* _Objectif_: Recopiez mot pour mot, dans le compte rendu des Eurockéennes de Belfort 2016, le passage allant de « Nous arrivons donc » jusqu'à « de la soirée. ».

* _Extrait du document_:
'''

[Live] Les Eurockéennes de Belfort 2016, jour 2

Cette année du vendredi 1er au dimanche 3 juillet se tenait la 28e édition des Eurockéennes de Belfort. Un programme alléchant, mais assez inégalement réparti, avec son lot de déceptions, de surprises, de franches réussites ou de ratages complets. Il y en avait en tout cas pour tous les goûts, toutes les couleurs et nous étions sur place en immersion totale pour vivre ces trois jours intenses de musique, de fun, mais aussi de bonne bouffe et d’aventures en tous genres.

Beck © Lucie Rimey Meille
crédit : Lucie Rimey Meille

Sur le papier, la programmation du samedi 2 juillet des Eurocks 2016 est la plus faible, la plus étrange aussi. L’avantage, c’est qu’il n’y a pour le coup aucun dilemme réel, et chaque créneau dégage un artiste qui nous intéresse nettement plus que les autres ou nous permet même de souffler un peu, ce qui est toujours bienvenu dans un festival. Pas de chance, les deux premiers artistes à jouer, YAK et Last Train seront encore une fois trop tôt pour que nous puissions arriver à temps sur les lieux, et c’est bien dommage à en juger par leurs prestations lyonnaises récentes (YAK aux Nuits de Fourvière, Last Train aux Nuits Sonores).

crédit : Lucie Rimey Meille
crédit : Lucie Rimey Meille

Nous arrivons donc à temps sur la plage pour The Inspector Cluzo, improbable duo gascon (originaire de Mont-de-Marsan pour être précis) qui vante les mérites du terroir et de valeurs d’un autre âge comme la famille et le retour à la terre avec un sérieux déstabilisant via un hard rock classique un brin délirant. On ne sait jamais trop avec ce discours où se place exactement le groupe, et sa musique en forme de blague va bien cinq minutes, mais finit par lasser, malgré des riffs sympas et une voix stridente assez intéressante. Nous partons ensuite vers la Greenroom pour attraper au vol quelques morceaux des très sympathiques Allah-Las mais nous filons rapidement vers la Mainstage pour nous placer tout devant au concert attendu de Beck, habitué du festival, mais grosse tête d’affiche internationale de la soirée.

'''

* _Entrées fournies_:
'''

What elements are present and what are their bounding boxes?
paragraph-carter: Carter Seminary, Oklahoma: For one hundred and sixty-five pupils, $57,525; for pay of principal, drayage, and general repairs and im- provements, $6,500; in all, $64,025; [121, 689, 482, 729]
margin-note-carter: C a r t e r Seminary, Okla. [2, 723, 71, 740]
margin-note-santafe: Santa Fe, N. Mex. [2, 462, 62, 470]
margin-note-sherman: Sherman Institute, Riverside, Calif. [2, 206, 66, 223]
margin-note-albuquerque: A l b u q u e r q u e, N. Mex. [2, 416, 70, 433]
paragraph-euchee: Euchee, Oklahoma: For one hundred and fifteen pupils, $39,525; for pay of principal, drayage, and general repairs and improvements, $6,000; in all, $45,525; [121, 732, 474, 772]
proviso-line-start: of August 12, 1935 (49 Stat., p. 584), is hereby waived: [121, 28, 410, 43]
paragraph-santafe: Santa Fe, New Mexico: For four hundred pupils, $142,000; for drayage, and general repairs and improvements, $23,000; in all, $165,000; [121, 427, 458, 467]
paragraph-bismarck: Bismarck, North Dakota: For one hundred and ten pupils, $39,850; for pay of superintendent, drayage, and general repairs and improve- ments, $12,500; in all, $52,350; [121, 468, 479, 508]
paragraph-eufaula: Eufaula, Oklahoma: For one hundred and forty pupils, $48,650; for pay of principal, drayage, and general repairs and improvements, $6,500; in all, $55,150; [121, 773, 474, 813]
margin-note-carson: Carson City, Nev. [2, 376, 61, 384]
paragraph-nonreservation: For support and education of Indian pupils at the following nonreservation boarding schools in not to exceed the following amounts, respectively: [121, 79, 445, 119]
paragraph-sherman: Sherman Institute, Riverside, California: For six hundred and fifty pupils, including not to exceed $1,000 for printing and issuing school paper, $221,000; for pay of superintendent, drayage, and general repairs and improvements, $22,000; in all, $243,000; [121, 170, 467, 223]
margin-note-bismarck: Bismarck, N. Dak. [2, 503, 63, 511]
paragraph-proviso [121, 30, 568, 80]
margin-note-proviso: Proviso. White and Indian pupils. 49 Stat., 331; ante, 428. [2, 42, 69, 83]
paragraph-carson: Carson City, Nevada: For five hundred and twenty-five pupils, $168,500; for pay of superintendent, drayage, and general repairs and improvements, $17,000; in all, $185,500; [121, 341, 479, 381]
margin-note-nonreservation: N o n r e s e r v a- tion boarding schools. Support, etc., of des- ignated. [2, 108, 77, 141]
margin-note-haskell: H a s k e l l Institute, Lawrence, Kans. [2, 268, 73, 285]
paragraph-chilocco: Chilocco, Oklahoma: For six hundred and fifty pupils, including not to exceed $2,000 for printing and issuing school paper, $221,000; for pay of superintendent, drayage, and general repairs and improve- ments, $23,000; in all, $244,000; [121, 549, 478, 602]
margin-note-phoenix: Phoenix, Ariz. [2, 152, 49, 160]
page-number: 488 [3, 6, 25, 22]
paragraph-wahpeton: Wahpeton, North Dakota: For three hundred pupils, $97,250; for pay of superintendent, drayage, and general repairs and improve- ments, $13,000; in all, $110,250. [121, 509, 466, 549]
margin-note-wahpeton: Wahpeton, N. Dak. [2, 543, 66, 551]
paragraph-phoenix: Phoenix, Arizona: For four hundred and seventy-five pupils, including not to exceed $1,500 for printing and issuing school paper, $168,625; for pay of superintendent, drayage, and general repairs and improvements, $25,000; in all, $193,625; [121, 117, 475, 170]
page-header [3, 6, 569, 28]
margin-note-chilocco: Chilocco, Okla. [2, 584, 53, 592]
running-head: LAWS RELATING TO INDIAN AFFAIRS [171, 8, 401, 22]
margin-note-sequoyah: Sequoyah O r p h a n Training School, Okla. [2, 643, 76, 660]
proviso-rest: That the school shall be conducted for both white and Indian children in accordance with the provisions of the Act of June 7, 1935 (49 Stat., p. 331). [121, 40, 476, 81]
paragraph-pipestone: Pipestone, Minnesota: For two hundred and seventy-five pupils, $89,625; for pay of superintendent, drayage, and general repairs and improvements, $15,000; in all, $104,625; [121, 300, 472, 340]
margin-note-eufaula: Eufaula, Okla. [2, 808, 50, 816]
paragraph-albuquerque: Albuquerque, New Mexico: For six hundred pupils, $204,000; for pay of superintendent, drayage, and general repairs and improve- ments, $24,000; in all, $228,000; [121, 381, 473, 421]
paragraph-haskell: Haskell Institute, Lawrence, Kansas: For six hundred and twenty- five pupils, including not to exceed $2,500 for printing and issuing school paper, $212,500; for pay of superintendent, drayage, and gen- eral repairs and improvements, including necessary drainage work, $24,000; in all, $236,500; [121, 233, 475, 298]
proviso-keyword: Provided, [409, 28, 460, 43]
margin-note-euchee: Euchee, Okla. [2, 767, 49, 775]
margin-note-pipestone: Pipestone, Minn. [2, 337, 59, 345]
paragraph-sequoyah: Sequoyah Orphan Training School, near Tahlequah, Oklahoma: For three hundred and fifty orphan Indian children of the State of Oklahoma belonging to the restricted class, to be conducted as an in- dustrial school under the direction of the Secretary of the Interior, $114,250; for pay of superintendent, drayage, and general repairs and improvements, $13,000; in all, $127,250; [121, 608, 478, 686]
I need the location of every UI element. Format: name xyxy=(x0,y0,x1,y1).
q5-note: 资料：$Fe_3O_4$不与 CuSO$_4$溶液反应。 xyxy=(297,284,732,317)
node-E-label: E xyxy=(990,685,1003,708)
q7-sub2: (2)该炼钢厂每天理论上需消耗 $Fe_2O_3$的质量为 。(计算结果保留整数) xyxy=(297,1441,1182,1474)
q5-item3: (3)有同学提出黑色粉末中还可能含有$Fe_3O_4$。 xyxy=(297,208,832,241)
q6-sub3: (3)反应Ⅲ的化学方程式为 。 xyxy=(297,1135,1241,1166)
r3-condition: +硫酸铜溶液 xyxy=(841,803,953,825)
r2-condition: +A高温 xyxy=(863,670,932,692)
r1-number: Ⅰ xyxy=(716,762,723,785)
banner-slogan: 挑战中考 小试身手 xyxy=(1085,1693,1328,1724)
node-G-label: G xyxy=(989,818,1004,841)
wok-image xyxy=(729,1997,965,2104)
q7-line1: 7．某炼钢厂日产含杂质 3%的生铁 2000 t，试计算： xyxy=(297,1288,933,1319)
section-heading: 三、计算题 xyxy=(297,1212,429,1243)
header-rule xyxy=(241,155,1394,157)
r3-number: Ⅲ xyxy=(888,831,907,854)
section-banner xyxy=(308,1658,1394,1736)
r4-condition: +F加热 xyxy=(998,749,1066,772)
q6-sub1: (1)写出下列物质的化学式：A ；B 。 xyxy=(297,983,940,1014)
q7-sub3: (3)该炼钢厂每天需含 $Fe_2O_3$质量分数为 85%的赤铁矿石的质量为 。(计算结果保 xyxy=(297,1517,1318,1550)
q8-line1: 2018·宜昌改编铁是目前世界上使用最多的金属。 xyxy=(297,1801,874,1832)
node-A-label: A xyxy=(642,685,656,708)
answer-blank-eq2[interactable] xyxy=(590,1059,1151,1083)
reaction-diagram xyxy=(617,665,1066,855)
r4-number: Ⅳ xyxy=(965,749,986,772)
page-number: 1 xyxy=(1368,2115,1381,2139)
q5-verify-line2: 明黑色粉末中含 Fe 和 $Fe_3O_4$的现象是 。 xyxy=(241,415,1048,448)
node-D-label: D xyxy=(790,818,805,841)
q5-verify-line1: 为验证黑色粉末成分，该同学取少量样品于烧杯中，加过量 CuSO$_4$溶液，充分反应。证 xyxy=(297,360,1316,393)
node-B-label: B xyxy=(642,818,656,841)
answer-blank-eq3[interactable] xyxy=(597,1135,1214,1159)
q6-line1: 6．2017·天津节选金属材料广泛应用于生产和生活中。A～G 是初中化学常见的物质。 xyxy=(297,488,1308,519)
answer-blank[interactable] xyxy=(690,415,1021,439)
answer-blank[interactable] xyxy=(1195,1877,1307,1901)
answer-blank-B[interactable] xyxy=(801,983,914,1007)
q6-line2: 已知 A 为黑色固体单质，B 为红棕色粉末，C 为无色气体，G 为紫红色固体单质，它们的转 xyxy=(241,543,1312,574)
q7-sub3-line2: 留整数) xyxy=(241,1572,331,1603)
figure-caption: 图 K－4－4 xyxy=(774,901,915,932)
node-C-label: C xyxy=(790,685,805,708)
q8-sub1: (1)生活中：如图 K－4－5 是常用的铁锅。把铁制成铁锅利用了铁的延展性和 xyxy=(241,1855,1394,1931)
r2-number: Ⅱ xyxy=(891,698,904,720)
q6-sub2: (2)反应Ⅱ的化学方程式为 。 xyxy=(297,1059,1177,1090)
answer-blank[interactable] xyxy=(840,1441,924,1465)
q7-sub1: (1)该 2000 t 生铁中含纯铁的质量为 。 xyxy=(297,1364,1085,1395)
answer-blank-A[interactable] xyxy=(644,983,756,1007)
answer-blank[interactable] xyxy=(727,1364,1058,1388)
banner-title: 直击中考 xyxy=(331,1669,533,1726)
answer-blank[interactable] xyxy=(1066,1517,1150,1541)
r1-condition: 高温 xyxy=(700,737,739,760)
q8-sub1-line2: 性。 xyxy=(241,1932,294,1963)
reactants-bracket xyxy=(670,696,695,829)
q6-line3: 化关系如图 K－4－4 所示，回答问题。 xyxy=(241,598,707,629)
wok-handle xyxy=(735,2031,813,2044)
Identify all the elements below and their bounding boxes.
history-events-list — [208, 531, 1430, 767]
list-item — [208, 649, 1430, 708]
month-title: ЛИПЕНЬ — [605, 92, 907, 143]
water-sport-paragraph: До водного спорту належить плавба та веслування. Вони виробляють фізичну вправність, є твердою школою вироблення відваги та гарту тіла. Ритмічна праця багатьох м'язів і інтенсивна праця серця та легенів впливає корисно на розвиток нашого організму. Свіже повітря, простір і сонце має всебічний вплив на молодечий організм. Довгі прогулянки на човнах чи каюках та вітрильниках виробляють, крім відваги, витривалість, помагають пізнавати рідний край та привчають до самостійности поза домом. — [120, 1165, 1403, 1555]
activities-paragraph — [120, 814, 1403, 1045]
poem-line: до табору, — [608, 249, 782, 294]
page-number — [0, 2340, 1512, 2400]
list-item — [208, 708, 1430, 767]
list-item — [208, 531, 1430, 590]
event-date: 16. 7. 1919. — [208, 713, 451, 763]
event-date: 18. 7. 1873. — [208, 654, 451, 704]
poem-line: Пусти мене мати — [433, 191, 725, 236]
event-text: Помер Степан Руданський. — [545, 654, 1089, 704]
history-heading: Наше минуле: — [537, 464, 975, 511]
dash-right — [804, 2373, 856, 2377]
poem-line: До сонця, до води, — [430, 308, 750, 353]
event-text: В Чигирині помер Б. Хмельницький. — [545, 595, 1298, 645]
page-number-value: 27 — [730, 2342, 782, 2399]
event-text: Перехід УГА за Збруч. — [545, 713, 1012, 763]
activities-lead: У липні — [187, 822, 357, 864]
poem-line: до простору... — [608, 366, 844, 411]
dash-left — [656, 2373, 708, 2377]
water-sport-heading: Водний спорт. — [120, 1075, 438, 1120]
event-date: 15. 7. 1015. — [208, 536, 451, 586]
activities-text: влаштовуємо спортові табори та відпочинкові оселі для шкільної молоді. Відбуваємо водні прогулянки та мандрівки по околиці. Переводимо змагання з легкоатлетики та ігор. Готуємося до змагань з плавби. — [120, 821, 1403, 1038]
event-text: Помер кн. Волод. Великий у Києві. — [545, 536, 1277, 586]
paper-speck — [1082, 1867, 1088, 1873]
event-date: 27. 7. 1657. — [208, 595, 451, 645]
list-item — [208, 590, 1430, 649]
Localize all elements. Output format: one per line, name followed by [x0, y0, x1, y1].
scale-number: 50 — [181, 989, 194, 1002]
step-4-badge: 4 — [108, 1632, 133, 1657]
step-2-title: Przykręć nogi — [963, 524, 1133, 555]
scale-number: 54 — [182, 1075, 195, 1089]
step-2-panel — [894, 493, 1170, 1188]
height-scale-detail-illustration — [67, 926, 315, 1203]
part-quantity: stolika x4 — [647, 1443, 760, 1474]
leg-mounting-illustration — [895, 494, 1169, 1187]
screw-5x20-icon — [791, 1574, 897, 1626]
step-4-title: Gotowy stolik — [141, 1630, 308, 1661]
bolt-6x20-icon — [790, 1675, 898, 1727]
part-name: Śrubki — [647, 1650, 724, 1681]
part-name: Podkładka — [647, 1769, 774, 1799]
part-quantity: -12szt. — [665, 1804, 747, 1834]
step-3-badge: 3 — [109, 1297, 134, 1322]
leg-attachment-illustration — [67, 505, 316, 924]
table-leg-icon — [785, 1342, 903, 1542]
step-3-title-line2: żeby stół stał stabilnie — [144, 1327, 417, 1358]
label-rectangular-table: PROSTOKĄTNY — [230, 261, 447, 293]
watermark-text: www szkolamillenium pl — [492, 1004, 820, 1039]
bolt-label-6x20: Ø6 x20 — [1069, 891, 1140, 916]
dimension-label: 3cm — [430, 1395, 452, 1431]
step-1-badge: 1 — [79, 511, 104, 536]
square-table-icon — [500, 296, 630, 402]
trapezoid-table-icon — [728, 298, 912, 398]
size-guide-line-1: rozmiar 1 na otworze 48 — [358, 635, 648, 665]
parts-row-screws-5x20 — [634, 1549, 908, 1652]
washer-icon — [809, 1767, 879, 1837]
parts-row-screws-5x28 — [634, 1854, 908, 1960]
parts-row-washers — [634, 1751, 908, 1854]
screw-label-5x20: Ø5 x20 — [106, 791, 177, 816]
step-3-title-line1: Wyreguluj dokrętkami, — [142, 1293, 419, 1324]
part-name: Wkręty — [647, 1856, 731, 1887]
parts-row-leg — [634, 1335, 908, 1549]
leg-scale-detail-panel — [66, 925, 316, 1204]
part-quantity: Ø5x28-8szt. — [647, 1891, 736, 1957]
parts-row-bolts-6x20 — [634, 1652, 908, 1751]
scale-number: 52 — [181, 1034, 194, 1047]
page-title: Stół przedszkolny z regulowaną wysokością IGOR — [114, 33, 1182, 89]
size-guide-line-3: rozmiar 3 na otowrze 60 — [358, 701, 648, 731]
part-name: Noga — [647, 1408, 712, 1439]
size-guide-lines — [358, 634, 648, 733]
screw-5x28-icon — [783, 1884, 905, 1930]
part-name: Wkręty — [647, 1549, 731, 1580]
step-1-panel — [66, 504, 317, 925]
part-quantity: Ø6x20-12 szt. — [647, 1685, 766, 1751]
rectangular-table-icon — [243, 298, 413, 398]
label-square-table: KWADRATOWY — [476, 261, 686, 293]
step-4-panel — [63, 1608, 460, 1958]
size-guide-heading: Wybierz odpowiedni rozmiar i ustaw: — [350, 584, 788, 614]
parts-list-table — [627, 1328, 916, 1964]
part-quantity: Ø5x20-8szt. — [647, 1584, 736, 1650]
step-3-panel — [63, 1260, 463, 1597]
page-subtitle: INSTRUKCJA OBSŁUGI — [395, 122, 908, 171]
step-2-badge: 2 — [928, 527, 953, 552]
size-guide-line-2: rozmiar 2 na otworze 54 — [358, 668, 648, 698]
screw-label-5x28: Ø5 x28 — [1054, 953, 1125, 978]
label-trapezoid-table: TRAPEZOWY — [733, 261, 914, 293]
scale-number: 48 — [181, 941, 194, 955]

'''

* _Résultat de la tâche_:
Nous arrivons donc à temps sur la plage pour The Inspector Cluzo, improbable duo gascon (originaire de Mont-de-Marsan pour être précis) qui vante les mérites du terroir et de valeurs d’un autre âge comme la famille et le retour à la terre avec un sérieux déstabilisant via un hard rock classique un brin délirant. On ne sait jamais trop avec ce discours où se place exactement le groupe, et sa musique en forme de blague va bien cinq minutes, mais finit par lasser, malgré des riffs sympas et une voix stridente assez intéressante. Nous partons ensuite vers la Greenroom pour attraper au vol quelques morceaux des très sympathiques Allah-Las mais nous filons rapidement vers la Mainstage pour nous placer tout devant au concert attendu de Beck, habitué du festival, mais grosse tête d’affiche internationale de la soirée.